- **Task requirements**
Report how many lines contain "Desember", with no other words.

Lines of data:
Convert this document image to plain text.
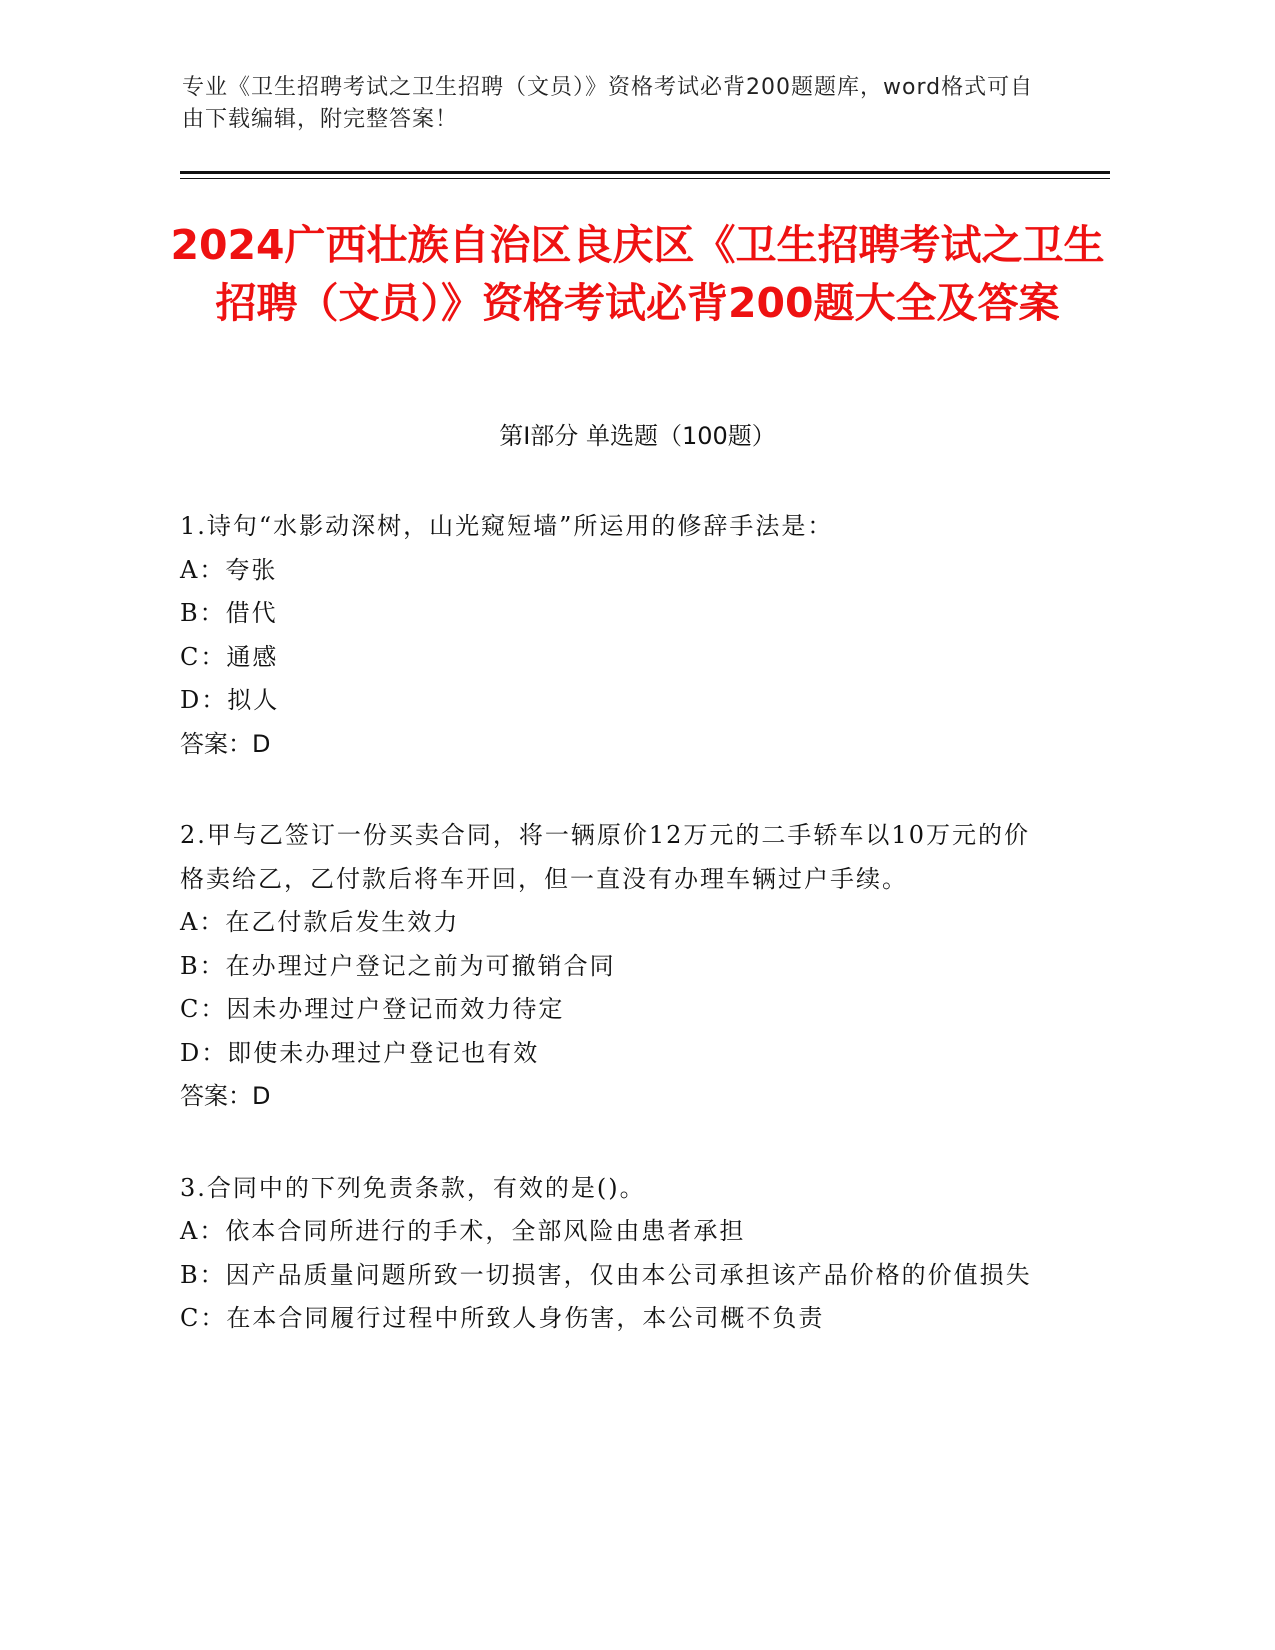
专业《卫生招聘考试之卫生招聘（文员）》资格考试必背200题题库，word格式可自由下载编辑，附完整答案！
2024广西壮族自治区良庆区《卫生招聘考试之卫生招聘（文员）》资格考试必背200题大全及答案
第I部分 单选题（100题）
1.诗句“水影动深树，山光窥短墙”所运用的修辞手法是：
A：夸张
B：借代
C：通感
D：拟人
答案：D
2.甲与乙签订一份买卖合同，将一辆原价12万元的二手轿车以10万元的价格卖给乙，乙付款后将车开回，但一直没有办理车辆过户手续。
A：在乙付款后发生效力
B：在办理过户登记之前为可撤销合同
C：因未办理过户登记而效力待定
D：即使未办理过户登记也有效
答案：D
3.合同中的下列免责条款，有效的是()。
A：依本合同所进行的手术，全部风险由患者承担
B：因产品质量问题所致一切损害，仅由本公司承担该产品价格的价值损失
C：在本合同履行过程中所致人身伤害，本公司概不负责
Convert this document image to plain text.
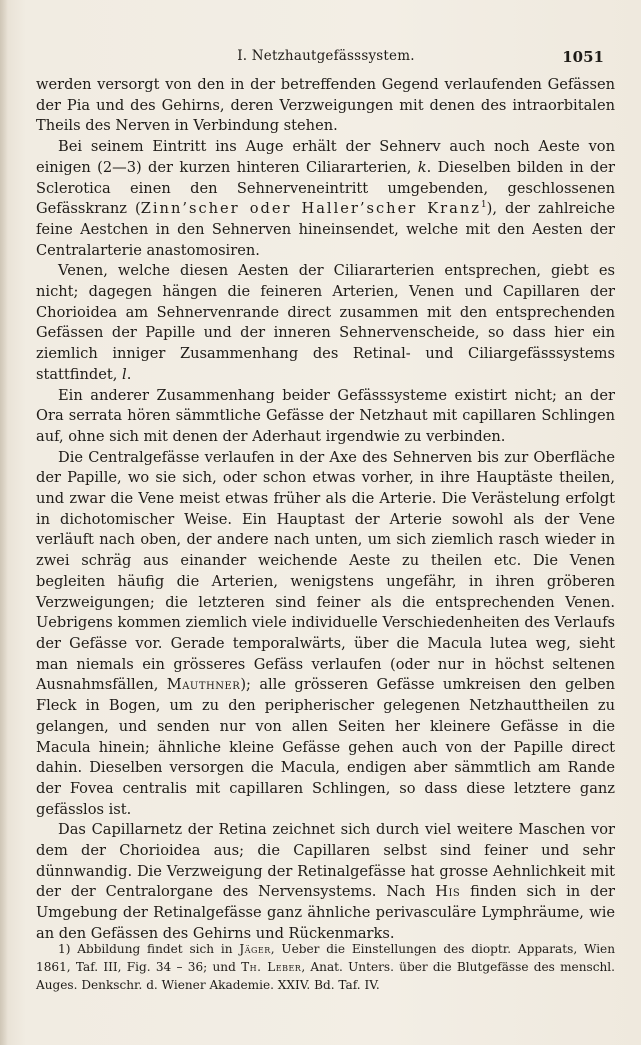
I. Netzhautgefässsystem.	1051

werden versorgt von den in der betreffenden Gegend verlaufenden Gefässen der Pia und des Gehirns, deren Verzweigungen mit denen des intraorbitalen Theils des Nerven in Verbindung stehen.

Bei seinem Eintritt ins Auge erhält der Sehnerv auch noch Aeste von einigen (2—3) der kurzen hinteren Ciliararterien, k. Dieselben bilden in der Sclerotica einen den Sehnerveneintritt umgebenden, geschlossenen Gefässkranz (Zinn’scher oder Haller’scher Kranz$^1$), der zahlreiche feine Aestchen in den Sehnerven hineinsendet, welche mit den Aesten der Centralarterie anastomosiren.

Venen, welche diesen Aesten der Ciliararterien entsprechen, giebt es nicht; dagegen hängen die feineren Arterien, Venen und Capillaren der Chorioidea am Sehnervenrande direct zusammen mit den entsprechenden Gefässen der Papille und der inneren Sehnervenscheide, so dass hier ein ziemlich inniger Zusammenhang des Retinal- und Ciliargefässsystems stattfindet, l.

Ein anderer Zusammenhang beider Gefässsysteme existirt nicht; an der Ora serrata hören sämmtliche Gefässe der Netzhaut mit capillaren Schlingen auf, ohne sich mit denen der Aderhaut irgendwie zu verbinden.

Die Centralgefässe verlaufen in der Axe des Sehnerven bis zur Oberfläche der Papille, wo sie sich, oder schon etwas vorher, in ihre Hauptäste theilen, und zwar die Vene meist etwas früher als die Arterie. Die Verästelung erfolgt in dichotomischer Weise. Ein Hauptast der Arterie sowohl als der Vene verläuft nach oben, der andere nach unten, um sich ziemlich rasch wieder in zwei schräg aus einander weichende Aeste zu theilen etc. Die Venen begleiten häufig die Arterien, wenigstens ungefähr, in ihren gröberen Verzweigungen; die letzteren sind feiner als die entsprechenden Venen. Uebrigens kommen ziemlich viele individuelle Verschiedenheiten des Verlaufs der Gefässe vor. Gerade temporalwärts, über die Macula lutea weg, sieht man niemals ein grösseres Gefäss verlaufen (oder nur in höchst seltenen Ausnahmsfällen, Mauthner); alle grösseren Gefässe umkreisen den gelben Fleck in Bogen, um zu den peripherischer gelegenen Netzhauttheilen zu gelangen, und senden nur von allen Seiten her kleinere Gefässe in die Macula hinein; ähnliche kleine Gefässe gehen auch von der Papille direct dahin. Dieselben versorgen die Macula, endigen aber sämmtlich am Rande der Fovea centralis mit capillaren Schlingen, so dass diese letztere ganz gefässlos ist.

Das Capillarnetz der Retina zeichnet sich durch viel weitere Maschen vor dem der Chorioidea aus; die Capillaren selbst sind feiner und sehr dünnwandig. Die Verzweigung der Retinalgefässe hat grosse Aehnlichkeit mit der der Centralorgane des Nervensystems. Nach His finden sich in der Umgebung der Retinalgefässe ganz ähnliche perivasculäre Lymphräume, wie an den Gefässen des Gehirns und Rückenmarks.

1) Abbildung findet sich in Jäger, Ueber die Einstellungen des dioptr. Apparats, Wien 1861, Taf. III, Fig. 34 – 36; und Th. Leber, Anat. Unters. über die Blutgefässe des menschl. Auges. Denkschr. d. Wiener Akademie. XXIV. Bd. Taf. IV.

--

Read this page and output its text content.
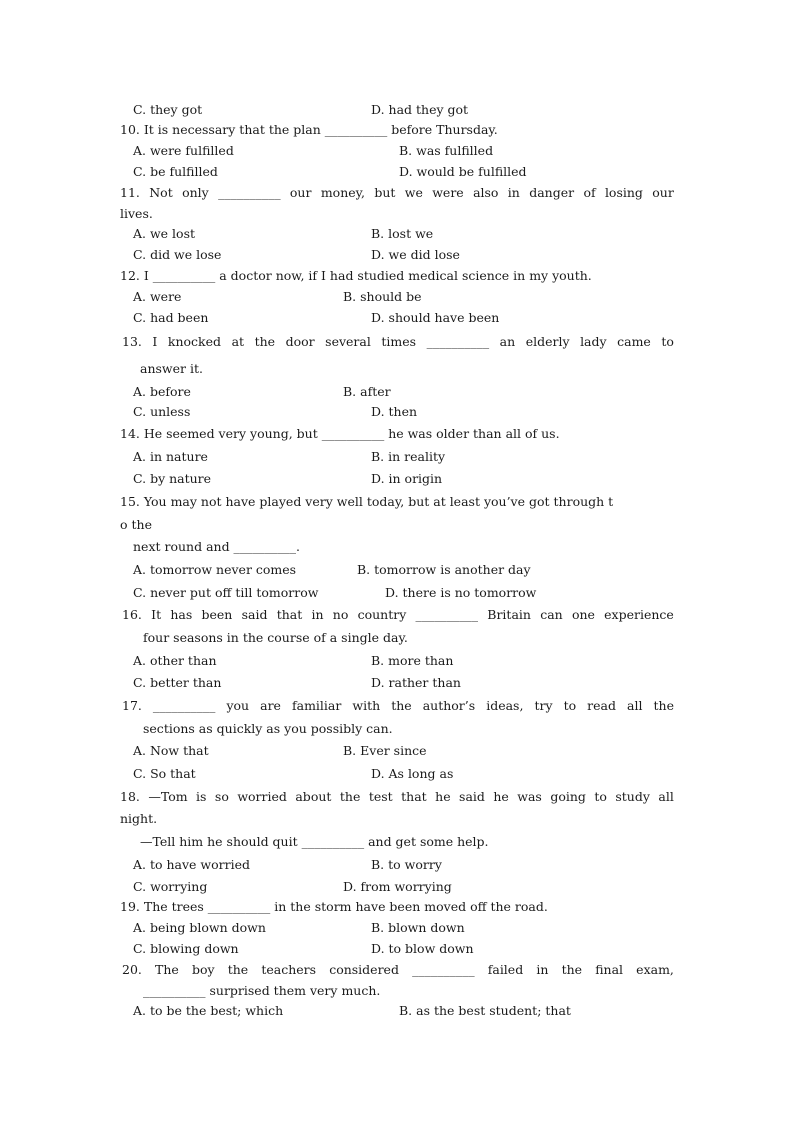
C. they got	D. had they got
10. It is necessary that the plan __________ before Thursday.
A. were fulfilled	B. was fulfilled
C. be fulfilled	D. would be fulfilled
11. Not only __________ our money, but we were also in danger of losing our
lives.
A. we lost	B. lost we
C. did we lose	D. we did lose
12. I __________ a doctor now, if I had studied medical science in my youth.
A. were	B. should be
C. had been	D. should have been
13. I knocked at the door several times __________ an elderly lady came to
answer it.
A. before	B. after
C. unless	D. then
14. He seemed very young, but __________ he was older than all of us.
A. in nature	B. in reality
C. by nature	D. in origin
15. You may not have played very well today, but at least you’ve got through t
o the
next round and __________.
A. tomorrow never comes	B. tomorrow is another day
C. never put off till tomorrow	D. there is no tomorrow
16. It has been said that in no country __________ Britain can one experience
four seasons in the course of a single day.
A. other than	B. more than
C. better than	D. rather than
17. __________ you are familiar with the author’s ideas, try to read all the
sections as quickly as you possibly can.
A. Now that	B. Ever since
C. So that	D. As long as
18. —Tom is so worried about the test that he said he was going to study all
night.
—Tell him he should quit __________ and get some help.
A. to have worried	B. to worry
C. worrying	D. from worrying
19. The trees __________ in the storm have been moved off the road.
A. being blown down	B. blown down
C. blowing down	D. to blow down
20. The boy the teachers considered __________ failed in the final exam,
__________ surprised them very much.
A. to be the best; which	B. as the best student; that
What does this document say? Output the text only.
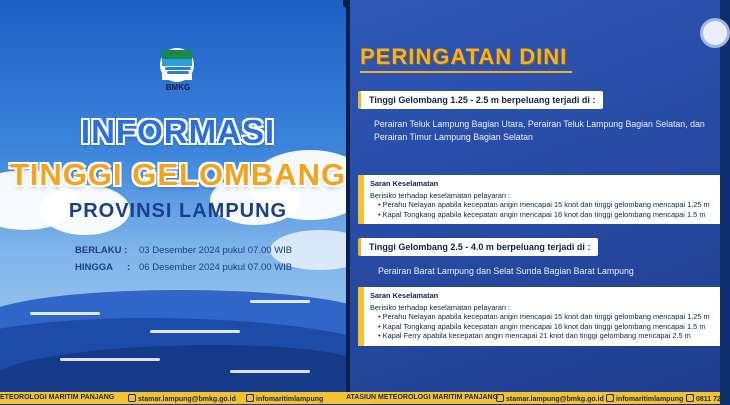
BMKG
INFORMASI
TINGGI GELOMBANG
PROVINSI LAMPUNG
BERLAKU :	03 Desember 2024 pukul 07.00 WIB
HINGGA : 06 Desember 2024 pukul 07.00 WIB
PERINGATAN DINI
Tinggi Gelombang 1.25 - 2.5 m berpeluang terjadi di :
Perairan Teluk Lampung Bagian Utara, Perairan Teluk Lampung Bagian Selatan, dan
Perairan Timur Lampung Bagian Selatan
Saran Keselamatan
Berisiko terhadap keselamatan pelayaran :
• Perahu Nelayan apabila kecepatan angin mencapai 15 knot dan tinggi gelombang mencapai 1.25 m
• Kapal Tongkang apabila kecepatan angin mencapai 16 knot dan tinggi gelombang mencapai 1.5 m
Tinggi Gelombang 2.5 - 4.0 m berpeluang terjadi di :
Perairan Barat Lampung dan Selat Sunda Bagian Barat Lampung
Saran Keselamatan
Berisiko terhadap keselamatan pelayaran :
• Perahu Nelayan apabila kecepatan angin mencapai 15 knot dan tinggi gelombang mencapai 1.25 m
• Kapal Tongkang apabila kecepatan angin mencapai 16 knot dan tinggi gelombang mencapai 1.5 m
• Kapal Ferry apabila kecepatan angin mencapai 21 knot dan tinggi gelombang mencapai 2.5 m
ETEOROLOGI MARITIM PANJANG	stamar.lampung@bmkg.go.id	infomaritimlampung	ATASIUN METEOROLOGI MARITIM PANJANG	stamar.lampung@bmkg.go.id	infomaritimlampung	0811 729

* * *

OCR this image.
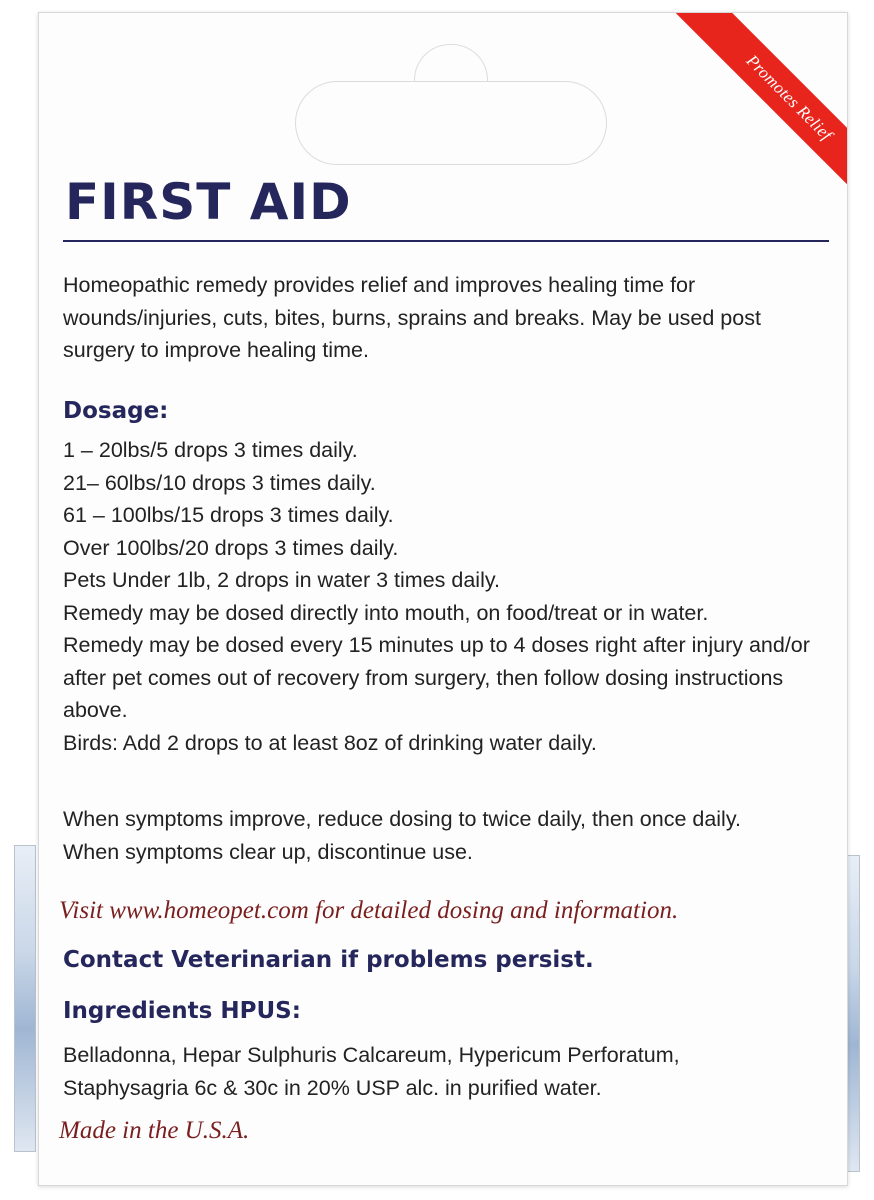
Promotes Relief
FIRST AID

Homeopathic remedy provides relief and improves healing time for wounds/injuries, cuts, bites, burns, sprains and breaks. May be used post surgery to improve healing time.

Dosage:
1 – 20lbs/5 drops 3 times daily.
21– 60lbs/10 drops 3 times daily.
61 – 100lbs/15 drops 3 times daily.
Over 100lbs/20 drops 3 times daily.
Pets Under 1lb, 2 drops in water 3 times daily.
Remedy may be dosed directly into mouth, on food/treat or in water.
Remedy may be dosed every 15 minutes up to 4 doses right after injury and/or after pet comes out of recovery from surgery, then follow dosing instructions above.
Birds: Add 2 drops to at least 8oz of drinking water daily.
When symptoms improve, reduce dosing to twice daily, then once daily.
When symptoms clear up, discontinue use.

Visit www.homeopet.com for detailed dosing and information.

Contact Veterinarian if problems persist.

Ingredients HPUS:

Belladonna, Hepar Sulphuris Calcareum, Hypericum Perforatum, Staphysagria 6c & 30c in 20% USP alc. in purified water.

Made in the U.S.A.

- **Task solution**
2